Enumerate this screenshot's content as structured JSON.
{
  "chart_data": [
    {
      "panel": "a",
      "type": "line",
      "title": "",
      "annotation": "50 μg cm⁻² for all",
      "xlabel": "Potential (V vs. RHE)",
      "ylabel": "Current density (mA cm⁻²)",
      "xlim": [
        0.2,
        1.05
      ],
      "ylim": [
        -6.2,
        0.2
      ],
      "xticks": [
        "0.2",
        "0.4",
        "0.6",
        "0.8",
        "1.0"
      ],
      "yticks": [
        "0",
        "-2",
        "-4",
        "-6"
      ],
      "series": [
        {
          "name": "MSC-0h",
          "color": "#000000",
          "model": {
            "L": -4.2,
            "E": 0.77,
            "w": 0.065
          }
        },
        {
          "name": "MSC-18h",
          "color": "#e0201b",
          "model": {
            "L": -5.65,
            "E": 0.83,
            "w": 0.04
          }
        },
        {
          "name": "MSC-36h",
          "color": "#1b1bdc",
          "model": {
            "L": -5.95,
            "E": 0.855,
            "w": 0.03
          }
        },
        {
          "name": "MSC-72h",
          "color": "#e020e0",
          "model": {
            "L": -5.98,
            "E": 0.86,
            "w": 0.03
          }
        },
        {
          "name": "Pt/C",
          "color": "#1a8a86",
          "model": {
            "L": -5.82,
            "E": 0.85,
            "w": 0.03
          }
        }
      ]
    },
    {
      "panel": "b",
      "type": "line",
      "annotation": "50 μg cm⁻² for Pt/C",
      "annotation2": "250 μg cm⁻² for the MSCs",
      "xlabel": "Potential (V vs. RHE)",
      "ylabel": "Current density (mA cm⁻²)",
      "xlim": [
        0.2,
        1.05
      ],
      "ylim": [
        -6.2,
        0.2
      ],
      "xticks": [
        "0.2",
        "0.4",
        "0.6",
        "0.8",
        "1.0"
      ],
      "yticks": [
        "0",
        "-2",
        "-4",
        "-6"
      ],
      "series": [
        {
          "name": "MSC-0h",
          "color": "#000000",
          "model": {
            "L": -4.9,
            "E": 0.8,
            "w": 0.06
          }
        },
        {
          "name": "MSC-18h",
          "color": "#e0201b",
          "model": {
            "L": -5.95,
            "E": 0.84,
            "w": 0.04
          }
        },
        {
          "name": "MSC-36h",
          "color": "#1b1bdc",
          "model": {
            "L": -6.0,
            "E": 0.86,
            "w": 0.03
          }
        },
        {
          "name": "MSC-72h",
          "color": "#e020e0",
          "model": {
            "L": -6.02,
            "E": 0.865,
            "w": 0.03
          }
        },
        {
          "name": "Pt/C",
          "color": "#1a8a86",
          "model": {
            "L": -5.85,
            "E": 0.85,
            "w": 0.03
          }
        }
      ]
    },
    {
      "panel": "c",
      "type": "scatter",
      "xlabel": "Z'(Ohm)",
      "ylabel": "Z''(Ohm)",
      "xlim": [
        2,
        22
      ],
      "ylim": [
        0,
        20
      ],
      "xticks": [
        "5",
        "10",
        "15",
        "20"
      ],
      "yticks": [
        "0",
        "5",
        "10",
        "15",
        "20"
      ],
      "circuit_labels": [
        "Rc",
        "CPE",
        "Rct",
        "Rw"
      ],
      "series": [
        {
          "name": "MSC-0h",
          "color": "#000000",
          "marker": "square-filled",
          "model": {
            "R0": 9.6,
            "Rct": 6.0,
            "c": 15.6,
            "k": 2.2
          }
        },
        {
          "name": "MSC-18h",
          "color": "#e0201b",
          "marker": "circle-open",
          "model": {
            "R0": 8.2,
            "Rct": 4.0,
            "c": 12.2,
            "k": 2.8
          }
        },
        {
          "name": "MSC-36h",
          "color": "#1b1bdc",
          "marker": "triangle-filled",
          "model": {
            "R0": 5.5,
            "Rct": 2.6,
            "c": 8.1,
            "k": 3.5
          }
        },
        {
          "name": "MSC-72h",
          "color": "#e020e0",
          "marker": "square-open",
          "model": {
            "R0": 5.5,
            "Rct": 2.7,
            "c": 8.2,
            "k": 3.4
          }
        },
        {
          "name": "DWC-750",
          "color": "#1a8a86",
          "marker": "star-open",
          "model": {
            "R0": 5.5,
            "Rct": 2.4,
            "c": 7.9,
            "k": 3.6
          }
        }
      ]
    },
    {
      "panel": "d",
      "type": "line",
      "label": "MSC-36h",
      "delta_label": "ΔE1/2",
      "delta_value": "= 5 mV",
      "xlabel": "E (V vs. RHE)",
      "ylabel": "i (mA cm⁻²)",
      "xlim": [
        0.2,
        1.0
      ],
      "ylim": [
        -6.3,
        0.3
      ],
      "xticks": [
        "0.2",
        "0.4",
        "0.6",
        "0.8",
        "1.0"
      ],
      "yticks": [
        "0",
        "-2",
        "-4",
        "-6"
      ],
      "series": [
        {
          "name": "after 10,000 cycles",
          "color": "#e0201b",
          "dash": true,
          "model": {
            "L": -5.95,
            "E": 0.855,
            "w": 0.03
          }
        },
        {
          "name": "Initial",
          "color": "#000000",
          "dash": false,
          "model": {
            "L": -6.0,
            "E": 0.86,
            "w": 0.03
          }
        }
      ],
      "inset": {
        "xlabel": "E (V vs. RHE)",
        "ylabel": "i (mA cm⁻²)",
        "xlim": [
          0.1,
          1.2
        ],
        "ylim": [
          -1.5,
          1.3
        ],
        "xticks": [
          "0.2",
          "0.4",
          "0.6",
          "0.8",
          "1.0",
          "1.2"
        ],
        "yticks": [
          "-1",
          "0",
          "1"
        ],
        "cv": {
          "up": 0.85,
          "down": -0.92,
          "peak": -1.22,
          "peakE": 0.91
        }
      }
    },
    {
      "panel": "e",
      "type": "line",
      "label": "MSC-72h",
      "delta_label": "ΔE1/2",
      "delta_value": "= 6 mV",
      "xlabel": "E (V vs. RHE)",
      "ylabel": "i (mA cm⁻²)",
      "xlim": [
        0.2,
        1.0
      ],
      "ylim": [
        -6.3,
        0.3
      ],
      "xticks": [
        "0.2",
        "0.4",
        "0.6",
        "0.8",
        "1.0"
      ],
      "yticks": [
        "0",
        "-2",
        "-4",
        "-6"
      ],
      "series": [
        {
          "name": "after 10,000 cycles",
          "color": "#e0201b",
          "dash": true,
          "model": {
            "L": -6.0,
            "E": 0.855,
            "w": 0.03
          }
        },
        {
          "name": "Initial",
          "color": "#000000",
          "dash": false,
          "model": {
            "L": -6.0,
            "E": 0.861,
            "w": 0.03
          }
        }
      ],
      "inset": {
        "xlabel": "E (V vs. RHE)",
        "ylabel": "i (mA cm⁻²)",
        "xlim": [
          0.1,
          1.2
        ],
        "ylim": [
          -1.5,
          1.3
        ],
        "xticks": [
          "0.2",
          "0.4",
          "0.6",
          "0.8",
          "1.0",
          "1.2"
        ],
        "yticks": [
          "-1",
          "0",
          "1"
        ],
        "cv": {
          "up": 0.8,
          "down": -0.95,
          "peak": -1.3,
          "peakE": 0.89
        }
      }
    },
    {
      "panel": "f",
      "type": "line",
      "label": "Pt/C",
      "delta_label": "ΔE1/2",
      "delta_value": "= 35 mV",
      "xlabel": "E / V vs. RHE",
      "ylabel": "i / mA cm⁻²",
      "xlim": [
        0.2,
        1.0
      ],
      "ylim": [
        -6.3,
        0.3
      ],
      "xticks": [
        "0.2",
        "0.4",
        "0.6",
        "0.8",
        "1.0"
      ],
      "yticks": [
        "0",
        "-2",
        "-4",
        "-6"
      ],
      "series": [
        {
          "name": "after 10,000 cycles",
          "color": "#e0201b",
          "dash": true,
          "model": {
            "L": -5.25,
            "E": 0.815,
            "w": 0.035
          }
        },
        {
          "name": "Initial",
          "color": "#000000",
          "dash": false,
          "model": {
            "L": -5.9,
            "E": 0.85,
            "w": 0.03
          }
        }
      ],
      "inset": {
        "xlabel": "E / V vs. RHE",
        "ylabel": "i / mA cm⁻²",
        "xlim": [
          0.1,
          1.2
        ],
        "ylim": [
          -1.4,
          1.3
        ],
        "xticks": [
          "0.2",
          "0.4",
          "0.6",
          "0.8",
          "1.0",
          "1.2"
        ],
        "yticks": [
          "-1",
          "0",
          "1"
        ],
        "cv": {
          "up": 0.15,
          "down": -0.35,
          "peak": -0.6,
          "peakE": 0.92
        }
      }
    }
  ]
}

## Short problem
Report how many lines in the records hold the word "panel", giving the number and nothing else.

## Worked solution
6